[Stored data entries]
═══

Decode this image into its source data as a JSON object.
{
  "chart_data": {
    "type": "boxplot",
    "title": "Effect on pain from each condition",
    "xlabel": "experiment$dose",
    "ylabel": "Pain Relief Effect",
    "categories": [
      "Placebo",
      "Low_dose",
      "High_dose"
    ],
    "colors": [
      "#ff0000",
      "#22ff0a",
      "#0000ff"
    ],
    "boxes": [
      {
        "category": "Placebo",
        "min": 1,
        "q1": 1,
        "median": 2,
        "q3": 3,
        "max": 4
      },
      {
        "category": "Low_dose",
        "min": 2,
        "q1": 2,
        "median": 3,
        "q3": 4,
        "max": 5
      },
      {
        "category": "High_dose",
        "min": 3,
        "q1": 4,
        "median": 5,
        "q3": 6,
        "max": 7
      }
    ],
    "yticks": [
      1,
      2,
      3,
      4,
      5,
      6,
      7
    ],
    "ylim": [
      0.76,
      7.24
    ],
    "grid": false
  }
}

═══

▸ Exercise task:
Gather each line of the listing containing the word "Effect" and show it.

▸ Result of this exercise:
    "title": "Effect on pain from each condition",
    "ylabel": "Pain Relief Effect",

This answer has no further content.